— Task statement —
In this exercise, reproduce all the entries that follow exactly.

— Records —
<<<<

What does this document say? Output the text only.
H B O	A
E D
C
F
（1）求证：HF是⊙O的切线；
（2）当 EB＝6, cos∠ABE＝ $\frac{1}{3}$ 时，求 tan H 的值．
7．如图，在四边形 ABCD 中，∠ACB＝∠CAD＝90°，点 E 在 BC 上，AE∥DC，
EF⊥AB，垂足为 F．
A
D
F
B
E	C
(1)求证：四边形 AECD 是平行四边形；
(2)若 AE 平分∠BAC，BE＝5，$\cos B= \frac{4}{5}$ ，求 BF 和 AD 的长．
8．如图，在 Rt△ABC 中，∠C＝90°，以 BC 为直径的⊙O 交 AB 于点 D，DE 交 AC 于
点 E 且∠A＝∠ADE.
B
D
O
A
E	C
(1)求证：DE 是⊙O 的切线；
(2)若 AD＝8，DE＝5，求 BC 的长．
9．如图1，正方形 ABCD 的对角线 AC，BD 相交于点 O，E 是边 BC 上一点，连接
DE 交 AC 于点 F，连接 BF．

>>>>

— Written response —
What does this document say? Output the text only.
H B O	A
E D
C
F
（1）求证：HF是⊙O的切线；
（2）当 EB＝6, cos∠ABE＝ $\frac{1}{3}$ 时，求 tan H 的值．
7．如图，在四边形 ABCD 中，∠ACB＝∠CAD＝90°，点 E 在 BC 上，AE∥DC，
EF⊥AB，垂足为 F．
A
D
F
B
E	C
(1)求证：四边形 AECD 是平行四边形；
(2)若 AE 平分∠BAC，BE＝5，$\cos B= \frac{4}{5}$ ，求 BF 和 AD 的长．
8．如图，在 Rt△ABC 中，∠C＝90°，以 BC 为直径的⊙O 交 AB 于点 D，DE 交 AC 于
点 E 且∠A＝∠ADE.
B
D
O
A
E	C
(1)求证：DE 是⊙O 的切线；
(2)若 AD＝8，DE＝5，求 BC 的长．
9．如图1，正方形 ABCD 的对角线 AC，BD 相交于点 O，E 是边 BC 上一点，连接
DE 交 AC 于点 F，连接 BF．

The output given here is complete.